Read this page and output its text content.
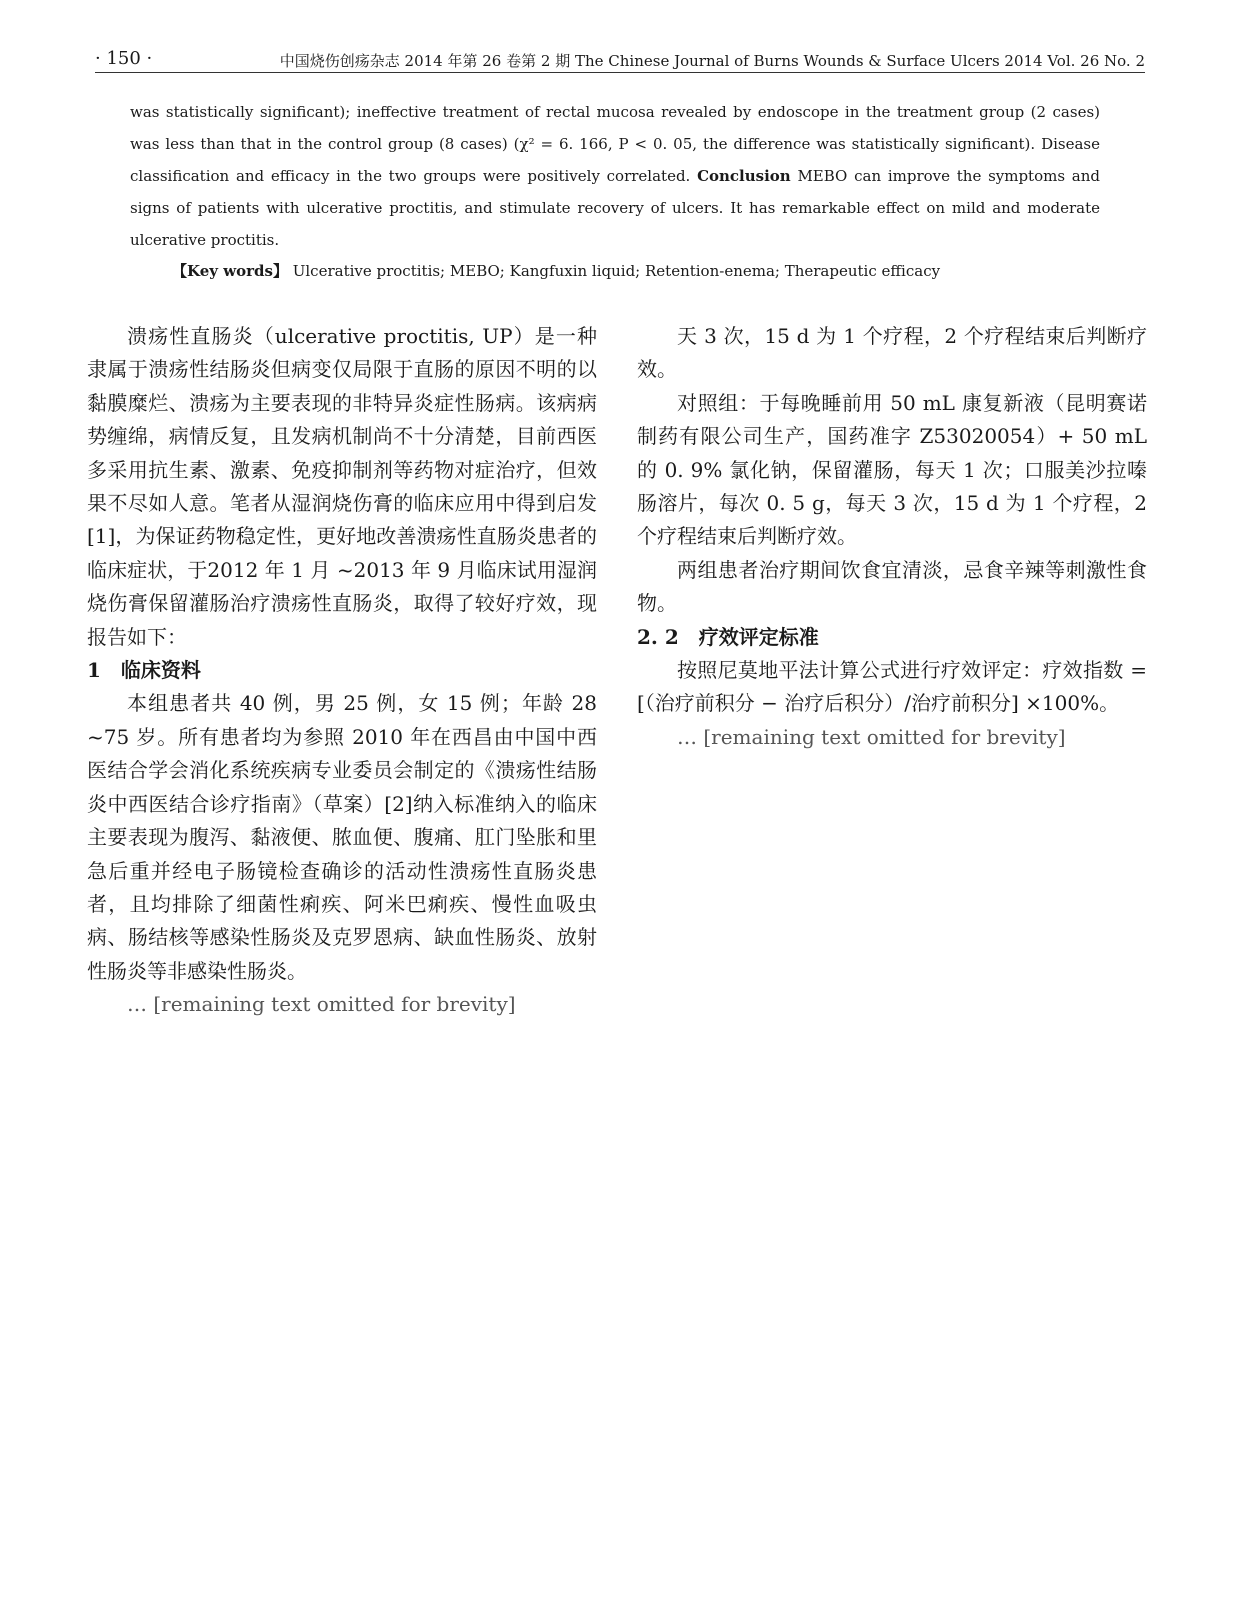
· 150 ·	中国烧伤创疡杂志 2014 年第 26 卷第 2 期 The Chinese Journal of Burns Wounds & Surface Ulcers 2014 Vol. 26 No. 2
was statistically significant); ineffective treatment of rectal mucosa revealed by endoscope in the treatment group (2 cases) was less than that in the control group (8 cases) (χ² = 6. 166, P < 0. 05, the difference was statistically significant). Disease classification and efficacy in the two groups were positively correlated. Conclusion MEBO can improve the symptoms and signs of patients with ulcerative proctitis, and stimulate recovery of ulcers. It has remarkable effect on mild and moderate ulcerative proctitis.
【Key words】 Ulcerative proctitis; MEBO; Kangfuxin liquid; Retention-enema; Therapeutic efficacy

溃疡性直肠炎（ulcerative proctitis, UP）是一种隶属于溃疡性结肠炎但病变仅局限于直肠的原因不明的以黏膜糜烂、溃疡为主要表现的非特异炎症性肠病。该病病势缠绵，病情反复，且发病机制尚不十分清楚，目前西医多采用抗生素、激素、免疫抑制剂等药物对症治疗，但效果不尽如人意。笔者从湿润烧伤膏的临床应用中得到启发[1]，为保证药物稳定性，更好地改善溃疡性直肠炎患者的临床症状，于2012 年 1 月 ~2013 年 9 月临床试用湿润烧伤膏保留灌肠治疗溃疡性直肠炎，取得了较好疗效，现报告如下：

1　临床资料

本组患者共 40 例，男 25 例，女 15 例；年龄 28 ~75 岁。所有患者均为参照 2010 年在西昌由中国中西医结合学会消化系统疾病专业委员会制定的《溃疡性结肠炎中西医结合诊疗指南》（草案）[2]纳入标准纳入的临床主要表现为腹泻、黏液便、脓血便、腹痛、肛门坠胀和里急后重并经电子肠镜检查确诊的活动性溃疡性直肠炎患者，且均排除了细菌性痢疾、阿米巴痢疾、慢性血吸虫病、肠结核等感染性肠炎及克罗恩病、缺血性肠炎、放射性肠炎等非感染性肠炎。

… [remaining text omitted for brevity]

天 3 次，15 d 为 1 个疗程，2 个疗程结束后判断疗效。

对照组：于每晚睡前用 50 mL 康复新液（昆明赛诺制药有限公司生产，国药准字 Z53020054）+ 50 mL 的 0. 9% 氯化钠，保留灌肠，每天 1 次；口服美沙拉嗪肠溶片，每次 0. 5 g，每天 3 次，15 d 为 1 个疗程，2 个疗程结束后判断疗效。

两组患者治疗期间饮食宜清淡，忌食辛辣等刺激性食物。

2. 2　疗效评定标准

按照尼莫地平法计算公式进行疗效评定：疗效指数 = [（治疗前积分 − 治疗后积分）/治疗前积分] ×100%。

… [remaining text omitted for brevity]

Task description:
Pictures are to be left out; the listing above is otherwise to be copied exactly.

Problem solution:
Read this page and output its text content.
· 150 ·	中国烧伤创疡杂志 2014 年第 26 卷第 2 期 The Chinese Journal of Burns Wounds & Surface Ulcers 2014 Vol. 26 No. 2
was statistically significant); ineffective treatment of rectal mucosa revealed by endoscope in the treatment group (2 cases) was less than that in the control group (8 cases) (χ² = 6. 166, P < 0. 05, the difference was statistically significant). Disease classification and efficacy in the two groups were positively correlated. Conclusion MEBO can improve the symptoms and signs of patients with ulcerative proctitis, and stimulate recovery of ulcers. It has remarkable effect on mild and moderate ulcerative proctitis.
【Key words】 Ulcerative proctitis; MEBO; Kangfuxin liquid; Retention-enema; Therapeutic efficacy

溃疡性直肠炎（ulcerative proctitis, UP）是一种隶属于溃疡性结肠炎但病变仅局限于直肠的原因不明的以黏膜糜烂、溃疡为主要表现的非特异炎症性肠病。该病病势缠绵，病情反复，且发病机制尚不十分清楚，目前西医多采用抗生素、激素、免疫抑制剂等药物对症治疗，但效果不尽如人意。笔者从湿润烧伤膏的临床应用中得到启发[1]，为保证药物稳定性，更好地改善溃疡性直肠炎患者的临床症状，于2012 年 1 月 ~2013 年 9 月临床试用湿润烧伤膏保留灌肠治疗溃疡性直肠炎，取得了较好疗效，现报告如下：

1　临床资料

本组患者共 40 例，男 25 例，女 15 例；年龄 28 ~75 岁。所有患者均为参照 2010 年在西昌由中国中西医结合学会消化系统疾病专业委员会制定的《溃疡性结肠炎中西医结合诊疗指南》（草案）[2]纳入标准纳入的临床主要表现为腹泻、黏液便、脓血便、腹痛、肛门坠胀和里急后重并经电子肠镜检查确诊的活动性溃疡性直肠炎患者，且均排除了细菌性痢疾、阿米巴痢疾、慢性血吸虫病、肠结核等感染性肠炎及克罗恩病、缺血性肠炎、放射性肠炎等非感染性肠炎。

… [remaining text omitted for brevity]

天 3 次，15 d 为 1 个疗程，2 个疗程结束后判断疗效。

对照组：于每晚睡前用 50 mL 康复新液（昆明赛诺制药有限公司生产，国药准字 Z53020054）+ 50 mL 的 0. 9% 氯化钠，保留灌肠，每天 1 次；口服美沙拉嗪肠溶片，每次 0. 5 g，每天 3 次，15 d 为 1 个疗程，2 个疗程结束后判断疗效。

两组患者治疗期间饮食宜清淡，忌食辛辣等刺激性食物。

2. 2　疗效评定标准

按照尼莫地平法计算公式进行疗效评定：疗效指数 = [（治疗前积分 − 治疗后积分）/治疗前积分] ×100%。

… [remaining text omitted for brevity]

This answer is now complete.